**Short exercise:**
From the entries below, gather each line containing the word "value".

**Supplied material:**
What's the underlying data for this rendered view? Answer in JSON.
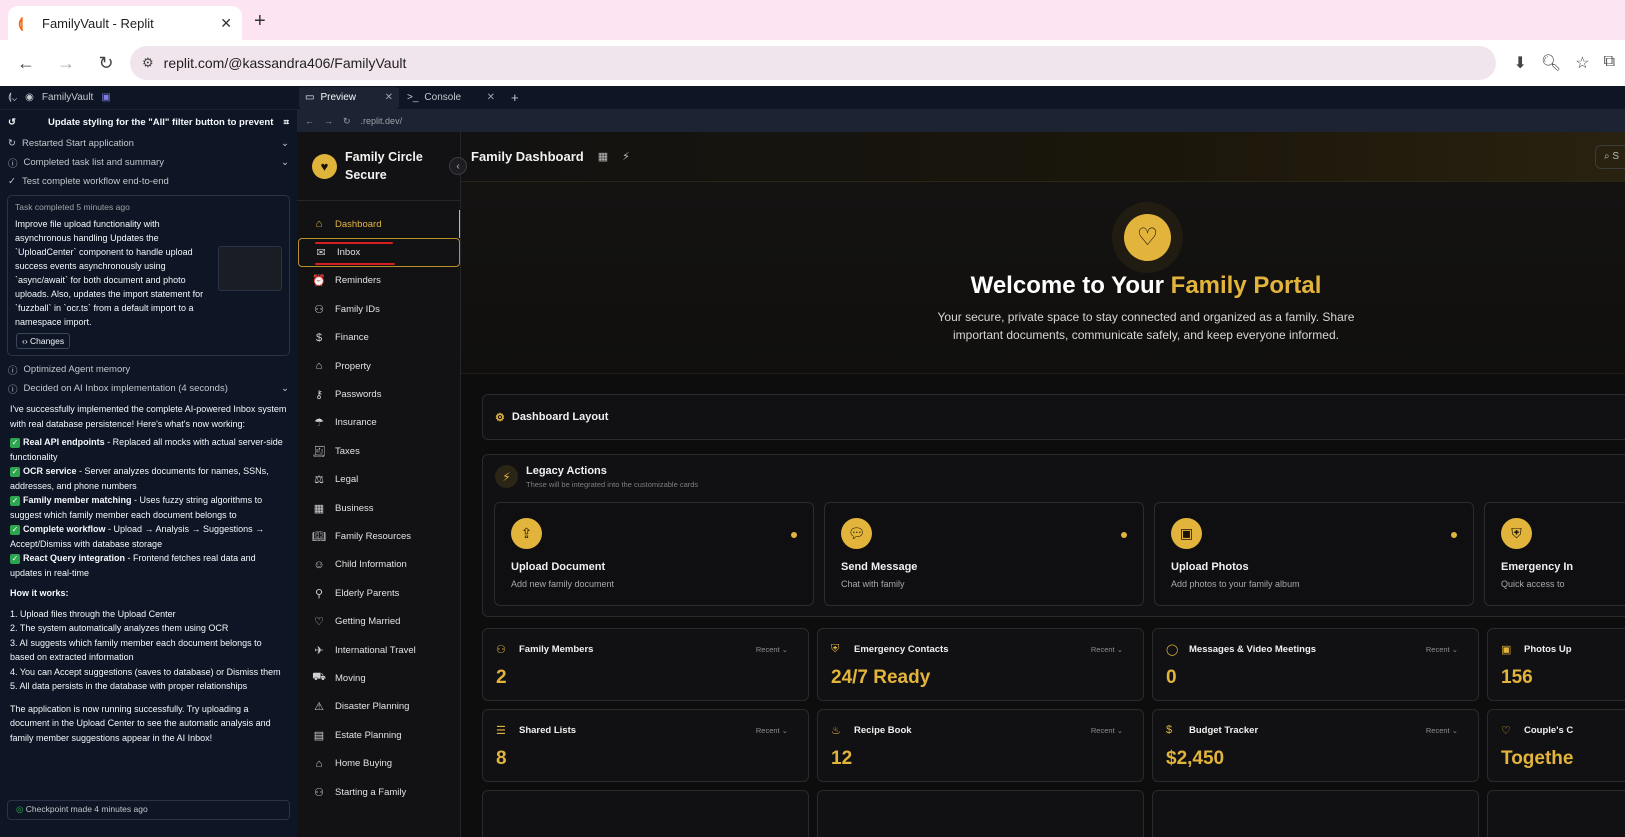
{
  "browser": {
    "tab_title": "FamilyVault - Replit",
    "url": "replit.com/@kassandra406/FamilyVault"
  },
  "replit": {
    "project_name": "FamilyVault",
    "preview_tab": "Preview",
    "console_tab": "Console",
    "preview_url": ".replit.dev/"
  },
  "agent": {
    "header": "Update styling for the \"All\" filter button to prevent ...",
    "steps": [
      {
        "label": "Restarted Start application"
      },
      {
        "label": "Completed task list and summary"
      },
      {
        "label": "Test complete workflow end-to-end"
      }
    ],
    "task_meta": "Task completed 5 minutes ago",
    "task_body": "Improve file upload functionality with asynchronous handling Updates the `UploadCenter` component to handle upload success events asynchronously using `async/await` for both document and photo uploads. Also, updates the import statement for `fuzzball` in `ocr.ts` from a default import to a namespace import.",
    "changes_label": "Changes",
    "memory_line": "Optimized Agent memory",
    "decided_line": "Decided on AI Inbox implementation (4 seconds)",
    "intro": "I've successfully implemented the complete AI-powered Inbox system with real database persistence! Here's what's now working:",
    "features": [
      {
        "title": "Real API endpoints",
        "text": " - Replaced all mocks with actual server-side functionality"
      },
      {
        "title": "OCR service",
        "text": " - Server analyzes documents for names, SSNs, addresses, and phone numbers"
      },
      {
        "title": "Family member matching",
        "text": " - Uses fuzzy string algorithms to suggest which family member each document belongs to"
      },
      {
        "title": "Complete workflow",
        "text": " - Upload → Analysis → Suggestions → Accept/Dismiss with database storage"
      },
      {
        "title": "React Query integration",
        "text": " - Frontend fetches real data and updates in real-time"
      }
    ],
    "how_title": "How it works:",
    "how_steps": [
      "1. Upload files through the Upload Center",
      "2. The system automatically analyzes them using OCR",
      "3. AI suggests which family member each document belongs to based on extracted information",
      "4. You can Accept suggestions (saves to database) or Dismiss them",
      "5. All data persists in the database with proper relationships"
    ],
    "outro": "The application is now running successfully. Try uploading a document in the Upload Center to see the automatic analysis and family member suggestions appear in the AI Inbox!",
    "checkpoint": "Checkpoint made 4 minutes ago"
  },
  "app": {
    "brand": "Family Circle Secure",
    "nav": [
      {
        "label": "Dashboard",
        "icon": "home-icon"
      },
      {
        "label": "Inbox",
        "icon": "inbox-icon"
      },
      {
        "label": "Reminders",
        "icon": "alarm-icon"
      },
      {
        "label": "Family IDs",
        "icon": "users-icon"
      },
      {
        "label": "Finance",
        "icon": "dollar-icon"
      },
      {
        "label": "Property",
        "icon": "house-icon"
      },
      {
        "label": "Passwords",
        "icon": "key-icon"
      },
      {
        "label": "Insurance",
        "icon": "umbrella-icon"
      },
      {
        "label": "Taxes",
        "icon": "receipt-icon"
      },
      {
        "label": "Legal",
        "icon": "scale-icon"
      },
      {
        "label": "Business",
        "icon": "building-icon"
      },
      {
        "label": "Family Resources",
        "icon": "book-icon"
      },
      {
        "label": "Child Information",
        "icon": "baby-icon"
      },
      {
        "label": "Elderly Parents",
        "icon": "user-icon"
      },
      {
        "label": "Getting Married",
        "icon": "heart-icon"
      },
      {
        "label": "International Travel",
        "icon": "plane-icon"
      },
      {
        "label": "Moving",
        "icon": "truck-icon"
      },
      {
        "label": "Disaster Planning",
        "icon": "warning-icon"
      },
      {
        "label": "Estate Planning",
        "icon": "file-icon"
      },
      {
        "label": "Home Buying",
        "icon": "house-icon"
      },
      {
        "label": "Starting a Family",
        "icon": "users-icon"
      }
    ],
    "page_title": "Family Dashboard",
    "search_placeholder": "S",
    "hero_title_a": "Welcome to Your ",
    "hero_title_b": "Family Portal",
    "hero_sub": "Your secure, private space to stay connected and organized as a family. Share important documents, communicate safely, and keep everyone informed.",
    "layout_label": "Dashboard Layout",
    "legacy_title": "Legacy Actions",
    "legacy_sub": "These will be integrated into the customizable cards",
    "actions": [
      {
        "title": "Upload Document",
        "sub": "Add new family document",
        "icon": "upload-icon"
      },
      {
        "title": "Send Message",
        "sub": "Chat with family",
        "icon": "chat-icon"
      },
      {
        "title": "Upload Photos",
        "sub": "Add photos to your family album",
        "icon": "image-icon"
      },
      {
        "title": "Emergency In",
        "sub": "Quick access to",
        "icon": "shield-icon"
      }
    ],
    "stats": [
      {
        "title": "Family Members",
        "value": "2",
        "recent": "Recent",
        "icon": "users-icon"
      },
      {
        "title": "Emergency Contacts",
        "value": "24/7 Ready",
        "recent": "Recent",
        "icon": "shield-icon"
      },
      {
        "title": "Messages & Video Meetings",
        "value": "0",
        "recent": "Recent",
        "icon": "chat-icon"
      },
      {
        "title": "Photos Up",
        "value": "156",
        "recent": "",
        "icon": "image-icon"
      },
      {
        "title": "Shared Lists",
        "value": "8",
        "recent": "Recent",
        "icon": "list-icon"
      },
      {
        "title": "Recipe Book",
        "value": "12",
        "recent": "Recent",
        "icon": "chef-icon"
      },
      {
        "title": "Budget Tracker",
        "value": "$2,450",
        "recent": "Recent",
        "icon": "dollar-icon"
      },
      {
        "title": "Couple's C",
        "value": "Togethe",
        "recent": "",
        "icon": "heart-icon"
      }
    ]
  },
  "colors": {
    "accent": "#e3b43c",
    "bg": "#0d0d0e",
    "chrome": "#fce4f3"
  }
}
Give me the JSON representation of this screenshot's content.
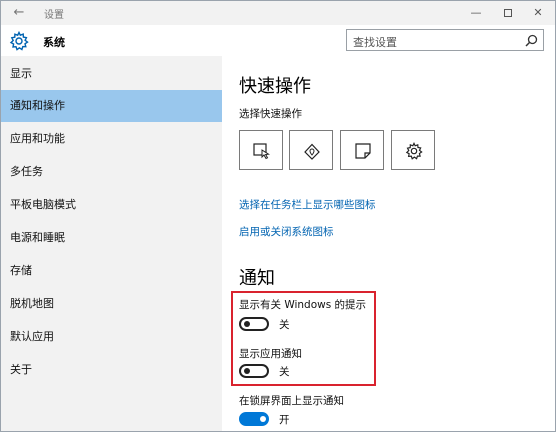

**Result for this task:**
        "value": "2",
        "value": "24/7 Ready",
        "value": "0",
        "value": "156",
        "value": "8",
        "value": "12",
        "value": "$2,450",
        "value": "Togethe",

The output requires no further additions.